#### DIRECTIONS FOR THIS TASK
The records below are to be transcribed in full, exactly as given.

#### EXTRACTED DATA
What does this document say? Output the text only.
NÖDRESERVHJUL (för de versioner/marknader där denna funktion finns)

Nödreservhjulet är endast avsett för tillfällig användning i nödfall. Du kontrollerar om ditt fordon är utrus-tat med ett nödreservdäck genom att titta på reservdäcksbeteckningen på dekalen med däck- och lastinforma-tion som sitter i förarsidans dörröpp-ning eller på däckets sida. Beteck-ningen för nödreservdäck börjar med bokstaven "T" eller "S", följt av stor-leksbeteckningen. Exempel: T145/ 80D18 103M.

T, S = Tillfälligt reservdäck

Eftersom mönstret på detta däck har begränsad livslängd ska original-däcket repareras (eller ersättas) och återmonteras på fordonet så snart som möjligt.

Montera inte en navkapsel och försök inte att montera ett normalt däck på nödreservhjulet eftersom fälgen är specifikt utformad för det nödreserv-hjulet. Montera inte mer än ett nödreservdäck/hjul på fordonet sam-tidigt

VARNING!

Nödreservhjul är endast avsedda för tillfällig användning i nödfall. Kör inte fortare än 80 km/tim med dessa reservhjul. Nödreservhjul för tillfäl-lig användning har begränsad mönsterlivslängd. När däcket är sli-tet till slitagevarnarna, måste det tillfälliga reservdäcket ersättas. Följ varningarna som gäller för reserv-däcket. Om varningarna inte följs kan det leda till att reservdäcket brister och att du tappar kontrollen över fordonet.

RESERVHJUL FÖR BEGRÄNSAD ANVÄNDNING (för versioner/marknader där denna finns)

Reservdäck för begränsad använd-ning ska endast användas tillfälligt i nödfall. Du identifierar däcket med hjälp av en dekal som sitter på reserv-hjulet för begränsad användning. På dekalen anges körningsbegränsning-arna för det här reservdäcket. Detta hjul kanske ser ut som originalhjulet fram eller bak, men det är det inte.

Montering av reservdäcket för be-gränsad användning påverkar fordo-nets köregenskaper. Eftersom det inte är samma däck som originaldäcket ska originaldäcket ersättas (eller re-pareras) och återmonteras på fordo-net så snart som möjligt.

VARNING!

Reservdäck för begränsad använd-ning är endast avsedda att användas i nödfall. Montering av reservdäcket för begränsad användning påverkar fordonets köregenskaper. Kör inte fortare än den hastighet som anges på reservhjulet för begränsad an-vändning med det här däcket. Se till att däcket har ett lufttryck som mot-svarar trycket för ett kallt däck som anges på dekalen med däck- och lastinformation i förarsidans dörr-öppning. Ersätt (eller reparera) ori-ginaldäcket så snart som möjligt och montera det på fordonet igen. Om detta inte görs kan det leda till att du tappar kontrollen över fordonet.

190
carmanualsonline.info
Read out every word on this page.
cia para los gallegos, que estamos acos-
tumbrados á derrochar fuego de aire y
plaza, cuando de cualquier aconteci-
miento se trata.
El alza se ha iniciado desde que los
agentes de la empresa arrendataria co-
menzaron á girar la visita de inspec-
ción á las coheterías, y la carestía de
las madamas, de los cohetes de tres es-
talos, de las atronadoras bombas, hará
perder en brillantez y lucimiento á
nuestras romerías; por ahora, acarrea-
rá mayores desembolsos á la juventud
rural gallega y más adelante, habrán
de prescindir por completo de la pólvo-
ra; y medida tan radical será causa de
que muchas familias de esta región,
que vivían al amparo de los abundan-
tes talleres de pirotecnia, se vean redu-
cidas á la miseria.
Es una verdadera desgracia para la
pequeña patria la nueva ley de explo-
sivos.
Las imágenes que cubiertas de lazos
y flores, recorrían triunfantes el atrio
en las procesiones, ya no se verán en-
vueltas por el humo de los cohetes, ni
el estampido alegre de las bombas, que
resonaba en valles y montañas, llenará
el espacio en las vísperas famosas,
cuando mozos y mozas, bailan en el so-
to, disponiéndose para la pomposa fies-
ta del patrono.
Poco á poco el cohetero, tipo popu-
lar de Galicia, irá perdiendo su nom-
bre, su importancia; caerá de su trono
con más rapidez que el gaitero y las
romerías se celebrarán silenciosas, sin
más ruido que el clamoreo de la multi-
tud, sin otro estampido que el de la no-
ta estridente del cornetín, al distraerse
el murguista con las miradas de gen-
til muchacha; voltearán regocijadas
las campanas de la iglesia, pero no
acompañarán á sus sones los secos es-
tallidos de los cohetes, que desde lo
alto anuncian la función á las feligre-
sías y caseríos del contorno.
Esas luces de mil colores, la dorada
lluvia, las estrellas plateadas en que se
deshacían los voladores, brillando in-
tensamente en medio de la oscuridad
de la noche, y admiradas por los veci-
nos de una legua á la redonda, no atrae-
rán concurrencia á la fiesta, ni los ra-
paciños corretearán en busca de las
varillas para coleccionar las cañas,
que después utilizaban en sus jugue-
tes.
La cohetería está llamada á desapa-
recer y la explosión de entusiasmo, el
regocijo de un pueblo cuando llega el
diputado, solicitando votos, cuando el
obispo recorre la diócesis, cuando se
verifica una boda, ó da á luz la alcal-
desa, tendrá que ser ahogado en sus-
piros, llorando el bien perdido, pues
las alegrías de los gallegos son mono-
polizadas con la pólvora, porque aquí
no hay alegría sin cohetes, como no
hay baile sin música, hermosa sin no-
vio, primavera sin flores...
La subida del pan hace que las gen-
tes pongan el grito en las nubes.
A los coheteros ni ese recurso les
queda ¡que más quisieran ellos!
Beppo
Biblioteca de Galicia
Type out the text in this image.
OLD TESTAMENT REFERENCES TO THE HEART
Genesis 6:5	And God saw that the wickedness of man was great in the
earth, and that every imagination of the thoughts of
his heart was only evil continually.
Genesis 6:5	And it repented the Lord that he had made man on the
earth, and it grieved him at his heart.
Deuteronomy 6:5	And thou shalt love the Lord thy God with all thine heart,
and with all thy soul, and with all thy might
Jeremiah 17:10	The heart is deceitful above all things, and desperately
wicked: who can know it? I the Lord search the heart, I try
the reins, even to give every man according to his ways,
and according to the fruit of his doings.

#### SOLVED EXERCISE
What does this document say? Output the text only.
NÖDRESERVHJUL (för de versioner/marknader där denna funktion finns)

Nödreservhjulet är endast avsett för tillfällig användning i nödfall. Du kontrollerar om ditt fordon är utrus-tat med ett nödreservdäck genom att titta på reservdäcksbeteckningen på dekalen med däck- och lastinforma-tion som sitter i förarsidans dörröpp-ning eller på däckets sida. Beteck-ningen för nödreservdäck börjar med bokstaven "T" eller "S", följt av stor-leksbeteckningen. Exempel: T145/ 80D18 103M.

T, S = Tillfälligt reservdäck

Eftersom mönstret på detta däck har begränsad livslängd ska original-däcket repareras (eller ersättas) och återmonteras på fordonet så snart som möjligt.

Montera inte en navkapsel och försök inte att montera ett normalt däck på nödreservhjulet eftersom fälgen är specifikt utformad för det nödreserv-hjulet. Montera inte mer än ett nödreservdäck/hjul på fordonet sam-tidigt

VARNING!

Nödreservhjul är endast avsedda för tillfällig användning i nödfall. Kör inte fortare än 80 km/tim med dessa reservhjul. Nödreservhjul för tillfäl-lig användning har begränsad mönsterlivslängd. När däcket är sli-tet till slitagevarnarna, måste det tillfälliga reservdäcket ersättas. Följ varningarna som gäller för reserv-däcket. Om varningarna inte följs kan det leda till att reservdäcket brister och att du tappar kontrollen över fordonet.

RESERVHJUL FÖR BEGRÄNSAD ANVÄNDNING (för versioner/marknader där denna finns)

Reservdäck för begränsad använd-ning ska endast användas tillfälligt i nödfall. Du identifierar däcket med hjälp av en dekal som sitter på reserv-hjulet för begränsad användning. På dekalen anges körningsbegränsning-arna för det här reservdäcket. Detta hjul kanske ser ut som originalhjulet fram eller bak, men det är det inte.

Montering av reservdäcket för be-gränsad användning påverkar fordo-nets köregenskaper. Eftersom det inte är samma däck som originaldäcket ska originaldäcket ersättas (eller re-pareras) och återmonteras på fordo-net så snart som möjligt.

VARNING!

Reservdäck för begränsad använd-ning är endast avsedda att användas i nödfall. Montering av reservdäcket för begränsad användning påverkar fordonets köregenskaper. Kör inte fortare än den hastighet som anges på reservhjulet för begränsad an-vändning med det här däcket. Se till att däcket har ett lufttryck som mot-svarar trycket för ett kallt däck som anges på dekalen med däck- och lastinformation i förarsidans dörr-öppning. Ersätt (eller reparera) ori-ginaldäcket så snart som möjligt och montera det på fordonet igen. Om detta inte görs kan det leda till att du tappar kontrollen över fordonet.

190
carmanualsonline.info
Read out every word on this page.
cia para los gallegos, que estamos acos-
tumbrados á derrochar fuego de aire y
plaza, cuando de cualquier aconteci-
miento se trata.
El alza se ha iniciado desde que los
agentes de la empresa arrendataria co-
menzaron á girar la visita de inspec-
ción á las coheterías, y la carestía de
las madamas, de los cohetes de tres es-
talos, de las atronadoras bombas, hará
perder en brillantez y lucimiento á
nuestras romerías; por ahora, acarrea-
rá mayores desembolsos á la juventud
rural gallega y más adelante, habrán
de prescindir por completo de la pólvo-
ra; y medida tan radical será causa de
que muchas familias de esta región,
que vivían al amparo de los abundan-
tes talleres de pirotecnia, se vean redu-
cidas á la miseria.
Es una verdadera desgracia para la
pequeña patria la nueva ley de explo-
sivos.
Las imágenes que cubiertas de lazos
y flores, recorrían triunfantes el atrio
en las procesiones, ya no se verán en-
vueltas por el humo de los cohetes, ni
el estampido alegre de las bombas, que
resonaba en valles y montañas, llenará
el espacio en las vísperas famosas,
cuando mozos y mozas, bailan en el so-
to, disponiéndose para la pomposa fies-
ta del patrono.
Poco á poco el cohetero, tipo popu-
lar de Galicia, irá perdiendo su nom-
bre, su importancia; caerá de su trono
con más rapidez que el gaitero y las
romerías se celebrarán silenciosas, sin
más ruido que el clamoreo de la multi-
tud, sin otro estampido que el de la no-
ta estridente del cornetín, al distraerse
el murguista con las miradas de gen-
til muchacha; voltearán regocijadas
las campanas de la iglesia, pero no
acompañarán á sus sones los secos es-
tallidos de los cohetes, que desde lo
alto anuncian la función á las feligre-
sías y caseríos del contorno.
Esas luces de mil colores, la dorada
lluvia, las estrellas plateadas en que se
deshacían los voladores, brillando in-
tensamente en medio de la oscuridad
de la noche, y admiradas por los veci-
nos de una legua á la redonda, no atrae-
rán concurrencia á la fiesta, ni los ra-
paciños corretearán en busca de las
varillas para coleccionar las cañas,
que después utilizaban en sus jugue-
tes.
La cohetería está llamada á desapa-
recer y la explosión de entusiasmo, el
regocijo de un pueblo cuando llega el
diputado, solicitando votos, cuando el
obispo recorre la diócesis, cuando se
verifica una boda, ó da á luz la alcal-
desa, tendrá que ser ahogado en sus-
piros, llorando el bien perdido, pues
las alegrías de los gallegos son mono-
polizadas con la pólvora, porque aquí
no hay alegría sin cohetes, como no
hay baile sin música, hermosa sin no-
vio, primavera sin flores...
La subida del pan hace que las gen-
tes pongan el grito en las nubes.
A los coheteros ni ese recurso les
queda ¡que más quisieran ellos!
Beppo
Biblioteca de Galicia
Type out the text in this image.
OLD TESTAMENT REFERENCES TO THE HEART
Genesis 6:5	And God saw that the wickedness of man was great in the
earth, and that every imagination of the thoughts of
his heart was only evil continually.
Genesis 6:5	And it repented the Lord that he had made man on the
earth, and it grieved him at his heart.
Deuteronomy 6:5	And thou shalt love the Lord thy God with all thine heart,
and with all thy soul, and with all thy might
Jeremiah 17:10	The heart is deceitful above all things, and desperately
wicked: who can know it? I the Lord search the heart, I try
the reins, even to give every man according to his ways,
and according to the fruit of his doings.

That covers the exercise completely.